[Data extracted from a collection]
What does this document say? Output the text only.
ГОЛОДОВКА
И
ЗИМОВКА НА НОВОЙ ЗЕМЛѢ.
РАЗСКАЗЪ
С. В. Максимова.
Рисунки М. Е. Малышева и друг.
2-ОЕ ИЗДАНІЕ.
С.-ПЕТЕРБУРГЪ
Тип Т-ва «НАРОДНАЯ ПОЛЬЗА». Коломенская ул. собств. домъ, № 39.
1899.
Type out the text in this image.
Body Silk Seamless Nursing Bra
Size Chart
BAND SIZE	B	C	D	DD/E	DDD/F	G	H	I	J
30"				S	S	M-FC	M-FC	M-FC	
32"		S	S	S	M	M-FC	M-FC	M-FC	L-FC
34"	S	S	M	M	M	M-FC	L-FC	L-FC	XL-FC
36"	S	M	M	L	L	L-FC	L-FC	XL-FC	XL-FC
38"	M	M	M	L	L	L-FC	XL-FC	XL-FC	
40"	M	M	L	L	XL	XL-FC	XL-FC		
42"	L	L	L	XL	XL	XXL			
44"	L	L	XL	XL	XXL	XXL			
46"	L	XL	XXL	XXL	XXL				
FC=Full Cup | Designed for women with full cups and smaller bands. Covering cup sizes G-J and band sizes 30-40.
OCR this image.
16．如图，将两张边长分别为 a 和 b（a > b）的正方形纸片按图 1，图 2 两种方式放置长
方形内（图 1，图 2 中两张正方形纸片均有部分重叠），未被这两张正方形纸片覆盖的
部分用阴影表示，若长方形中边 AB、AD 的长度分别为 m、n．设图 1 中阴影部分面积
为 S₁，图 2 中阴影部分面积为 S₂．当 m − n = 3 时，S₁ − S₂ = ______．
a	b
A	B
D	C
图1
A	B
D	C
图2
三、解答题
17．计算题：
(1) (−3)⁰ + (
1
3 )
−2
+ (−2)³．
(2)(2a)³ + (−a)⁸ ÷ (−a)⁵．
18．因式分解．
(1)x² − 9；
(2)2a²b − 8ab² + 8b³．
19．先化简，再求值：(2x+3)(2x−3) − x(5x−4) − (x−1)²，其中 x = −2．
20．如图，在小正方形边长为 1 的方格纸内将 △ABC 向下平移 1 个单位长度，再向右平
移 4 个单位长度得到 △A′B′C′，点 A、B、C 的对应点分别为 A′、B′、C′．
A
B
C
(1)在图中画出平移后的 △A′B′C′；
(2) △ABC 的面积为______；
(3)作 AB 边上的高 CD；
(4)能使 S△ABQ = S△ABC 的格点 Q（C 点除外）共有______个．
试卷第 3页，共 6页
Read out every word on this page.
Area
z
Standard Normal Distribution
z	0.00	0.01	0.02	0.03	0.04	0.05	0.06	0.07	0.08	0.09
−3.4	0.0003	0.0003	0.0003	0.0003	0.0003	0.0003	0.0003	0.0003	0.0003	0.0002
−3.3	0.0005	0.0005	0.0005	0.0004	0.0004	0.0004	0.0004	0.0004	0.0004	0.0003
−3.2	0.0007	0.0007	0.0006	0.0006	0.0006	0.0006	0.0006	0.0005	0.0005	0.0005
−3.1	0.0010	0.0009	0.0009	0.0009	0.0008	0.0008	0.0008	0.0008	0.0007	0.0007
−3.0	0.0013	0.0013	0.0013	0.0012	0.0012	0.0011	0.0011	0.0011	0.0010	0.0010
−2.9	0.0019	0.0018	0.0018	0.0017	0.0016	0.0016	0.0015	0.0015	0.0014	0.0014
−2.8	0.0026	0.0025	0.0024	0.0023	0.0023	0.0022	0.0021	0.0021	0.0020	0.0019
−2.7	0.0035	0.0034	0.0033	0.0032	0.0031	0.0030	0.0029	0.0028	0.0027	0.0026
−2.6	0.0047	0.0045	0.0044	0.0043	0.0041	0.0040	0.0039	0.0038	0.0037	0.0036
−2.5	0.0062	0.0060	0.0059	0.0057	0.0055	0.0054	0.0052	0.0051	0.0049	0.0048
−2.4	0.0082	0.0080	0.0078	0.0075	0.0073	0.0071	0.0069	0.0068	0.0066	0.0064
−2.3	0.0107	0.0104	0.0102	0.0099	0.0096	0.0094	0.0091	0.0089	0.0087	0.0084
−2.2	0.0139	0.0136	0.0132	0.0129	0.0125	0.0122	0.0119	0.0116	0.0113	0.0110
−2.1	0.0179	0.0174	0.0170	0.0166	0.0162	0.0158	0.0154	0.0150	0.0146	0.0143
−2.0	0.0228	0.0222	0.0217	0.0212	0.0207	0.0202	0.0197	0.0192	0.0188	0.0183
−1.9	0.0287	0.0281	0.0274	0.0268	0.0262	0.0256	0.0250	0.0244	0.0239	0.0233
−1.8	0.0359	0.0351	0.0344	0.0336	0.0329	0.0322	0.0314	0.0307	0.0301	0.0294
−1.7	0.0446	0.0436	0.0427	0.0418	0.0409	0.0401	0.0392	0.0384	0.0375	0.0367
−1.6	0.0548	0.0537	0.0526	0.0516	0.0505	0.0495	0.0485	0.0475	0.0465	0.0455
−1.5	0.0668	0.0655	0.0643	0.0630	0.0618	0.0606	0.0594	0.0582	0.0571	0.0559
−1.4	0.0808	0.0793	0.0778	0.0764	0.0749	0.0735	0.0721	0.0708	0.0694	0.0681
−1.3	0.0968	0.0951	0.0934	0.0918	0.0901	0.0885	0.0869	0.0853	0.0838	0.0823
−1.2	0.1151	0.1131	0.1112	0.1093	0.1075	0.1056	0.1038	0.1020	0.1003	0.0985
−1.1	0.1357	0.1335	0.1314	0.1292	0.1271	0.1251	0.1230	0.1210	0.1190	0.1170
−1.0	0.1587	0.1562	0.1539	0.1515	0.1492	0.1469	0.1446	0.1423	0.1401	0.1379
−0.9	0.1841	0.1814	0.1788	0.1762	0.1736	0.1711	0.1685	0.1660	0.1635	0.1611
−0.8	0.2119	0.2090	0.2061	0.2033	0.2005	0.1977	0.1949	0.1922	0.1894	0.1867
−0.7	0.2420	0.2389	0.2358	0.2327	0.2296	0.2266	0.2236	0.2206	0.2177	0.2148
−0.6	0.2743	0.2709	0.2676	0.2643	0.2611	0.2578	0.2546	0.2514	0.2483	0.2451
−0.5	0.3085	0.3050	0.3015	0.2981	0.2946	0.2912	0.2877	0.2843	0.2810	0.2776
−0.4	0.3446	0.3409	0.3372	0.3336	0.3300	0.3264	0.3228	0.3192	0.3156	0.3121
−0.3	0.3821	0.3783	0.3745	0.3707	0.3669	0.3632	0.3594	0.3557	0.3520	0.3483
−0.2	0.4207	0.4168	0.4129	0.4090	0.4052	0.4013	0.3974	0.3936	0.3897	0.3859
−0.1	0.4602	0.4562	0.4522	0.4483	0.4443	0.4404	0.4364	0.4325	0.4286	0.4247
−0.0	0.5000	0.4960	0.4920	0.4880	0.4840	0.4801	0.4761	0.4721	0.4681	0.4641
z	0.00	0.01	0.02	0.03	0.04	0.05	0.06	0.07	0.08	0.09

▶ **Work instructions**
Extract each line from the listing above, please, and repeat it exactly.

▶ **Exercise result**
What does this document say? Output the text only.
ГОЛОДОВКА
И
ЗИМОВКА НА НОВОЙ ЗЕМЛѢ.
РАЗСКАЗЪ
С. В. Максимова.
Рисунки М. Е. Малышева и друг.
2-ОЕ ИЗДАНІЕ.
С.-ПЕТЕРБУРГЪ
Тип Т-ва «НАРОДНАЯ ПОЛЬЗА». Коломенская ул. собств. домъ, № 39.
1899.
Type out the text in this image.
Body Silk Seamless Nursing Bra
Size Chart
BAND SIZE	B	C	D	DD/E	DDD/F	G	H	I	J
30"				S	S	M-FC	M-FC	M-FC	
32"		S	S	S	M	M-FC	M-FC	M-FC	L-FC
34"	S	S	M	M	M	M-FC	L-FC	L-FC	XL-FC
36"	S	M	M	L	L	L-FC	L-FC	XL-FC	XL-FC
38"	M	M	M	L	L	L-FC	XL-FC	XL-FC	
40"	M	M	L	L	XL	XL-FC	XL-FC		
42"	L	L	L	XL	XL	XXL			
44"	L	L	XL	XL	XXL	XXL			
46"	L	XL	XXL	XXL	XXL				
FC=Full Cup | Designed for women with full cups and smaller bands. Covering cup sizes G-J and band sizes 30-40.
OCR this image.
16．如图，将两张边长分别为 a 和 b（a > b）的正方形纸片按图 1，图 2 两种方式放置长
方形内（图 1，图 2 中两张正方形纸片均有部分重叠），未被这两张正方形纸片覆盖的
部分用阴影表示，若长方形中边 AB、AD 的长度分别为 m、n．设图 1 中阴影部分面积
为 S₁，图 2 中阴影部分面积为 S₂．当 m − n = 3 时，S₁ − S₂ = ______．
a	b
A	B
D	C
图1
A	B
D	C
图2
三、解答题
17．计算题：
(1) (−3)⁰ + (
1
3 )
−2
+ (−2)³．
(2)(2a)³ + (−a)⁸ ÷ (−a)⁵．
18．因式分解．
(1)x² − 9；
(2)2a²b − 8ab² + 8b³．
19．先化简，再求值：(2x+3)(2x−3) − x(5x−4) − (x−1)²，其中 x = −2．
20．如图，在小正方形边长为 1 的方格纸内将 △ABC 向下平移 1 个单位长度，再向右平
移 4 个单位长度得到 △A′B′C′，点 A、B、C 的对应点分别为 A′、B′、C′．
A
B
C
(1)在图中画出平移后的 △A′B′C′；
(2) △ABC 的面积为______；
(3)作 AB 边上的高 CD；
(4)能使 S△ABQ = S△ABC 的格点 Q（C 点除外）共有______个．
试卷第 3页，共 6页
Read out every word on this page.
Area
z
Standard Normal Distribution
z	0.00	0.01	0.02	0.03	0.04	0.05	0.06	0.07	0.08	0.09
−3.4	0.0003	0.0003	0.0003	0.0003	0.0003	0.0003	0.0003	0.0003	0.0003	0.0002
−3.3	0.0005	0.0005	0.0005	0.0004	0.0004	0.0004	0.0004	0.0004	0.0004	0.0003
−3.2	0.0007	0.0007	0.0006	0.0006	0.0006	0.0006	0.0006	0.0005	0.0005	0.0005
−3.1	0.0010	0.0009	0.0009	0.0009	0.0008	0.0008	0.0008	0.0008	0.0007	0.0007
−3.0	0.0013	0.0013	0.0013	0.0012	0.0012	0.0011	0.0011	0.0011	0.0010	0.0010
−2.9	0.0019	0.0018	0.0018	0.0017	0.0016	0.0016	0.0015	0.0015	0.0014	0.0014
−2.8	0.0026	0.0025	0.0024	0.0023	0.0023	0.0022	0.0021	0.0021	0.0020	0.0019
−2.7	0.0035	0.0034	0.0033	0.0032	0.0031	0.0030	0.0029	0.0028	0.0027	0.0026
−2.6	0.0047	0.0045	0.0044	0.0043	0.0041	0.0040	0.0039	0.0038	0.0037	0.0036
−2.5	0.0062	0.0060	0.0059	0.0057	0.0055	0.0054	0.0052	0.0051	0.0049	0.0048
−2.4	0.0082	0.0080	0.0078	0.0075	0.0073	0.0071	0.0069	0.0068	0.0066	0.0064
−2.3	0.0107	0.0104	0.0102	0.0099	0.0096	0.0094	0.0091	0.0089	0.0087	0.0084
−2.2	0.0139	0.0136	0.0132	0.0129	0.0125	0.0122	0.0119	0.0116	0.0113	0.0110
−2.1	0.0179	0.0174	0.0170	0.0166	0.0162	0.0158	0.0154	0.0150	0.0146	0.0143
−2.0	0.0228	0.0222	0.0217	0.0212	0.0207	0.0202	0.0197	0.0192	0.0188	0.0183
−1.9	0.0287	0.0281	0.0274	0.0268	0.0262	0.0256	0.0250	0.0244	0.0239	0.0233
−1.8	0.0359	0.0351	0.0344	0.0336	0.0329	0.0322	0.0314	0.0307	0.0301	0.0294
−1.7	0.0446	0.0436	0.0427	0.0418	0.0409	0.0401	0.0392	0.0384	0.0375	0.0367
−1.6	0.0548	0.0537	0.0526	0.0516	0.0505	0.0495	0.0485	0.0475	0.0465	0.0455
−1.5	0.0668	0.0655	0.0643	0.0630	0.0618	0.0606	0.0594	0.0582	0.0571	0.0559
−1.4	0.0808	0.0793	0.0778	0.0764	0.0749	0.0735	0.0721	0.0708	0.0694	0.0681
−1.3	0.0968	0.0951	0.0934	0.0918	0.0901	0.0885	0.0869	0.0853	0.0838	0.0823
−1.2	0.1151	0.1131	0.1112	0.1093	0.1075	0.1056	0.1038	0.1020	0.1003	0.0985
−1.1	0.1357	0.1335	0.1314	0.1292	0.1271	0.1251	0.1230	0.1210	0.1190	0.1170
−1.0	0.1587	0.1562	0.1539	0.1515	0.1492	0.1469	0.1446	0.1423	0.1401	0.1379
−0.9	0.1841	0.1814	0.1788	0.1762	0.1736	0.1711	0.1685	0.1660	0.1635	0.1611
−0.8	0.2119	0.2090	0.2061	0.2033	0.2005	0.1977	0.1949	0.1922	0.1894	0.1867
−0.7	0.2420	0.2389	0.2358	0.2327	0.2296	0.2266	0.2236	0.2206	0.2177	0.2148
−0.6	0.2743	0.2709	0.2676	0.2643	0.2611	0.2578	0.2546	0.2514	0.2483	0.2451
−0.5	0.3085	0.3050	0.3015	0.2981	0.2946	0.2912	0.2877	0.2843	0.2810	0.2776
−0.4	0.3446	0.3409	0.3372	0.3336	0.3300	0.3264	0.3228	0.3192	0.3156	0.3121
−0.3	0.3821	0.3783	0.3745	0.3707	0.3669	0.3632	0.3594	0.3557	0.3520	0.3483
−0.2	0.4207	0.4168	0.4129	0.4090	0.4052	0.4013	0.3974	0.3936	0.3897	0.3859
−0.1	0.4602	0.4562	0.4522	0.4483	0.4443	0.4404	0.4364	0.4325	0.4286	0.4247
−0.0	0.5000	0.4960	0.4920	0.4880	0.4840	0.4801	0.4761	0.4721	0.4681	0.4641
z	0.00	0.01	0.02	0.03	0.04	0.05	0.06	0.07	0.08	0.09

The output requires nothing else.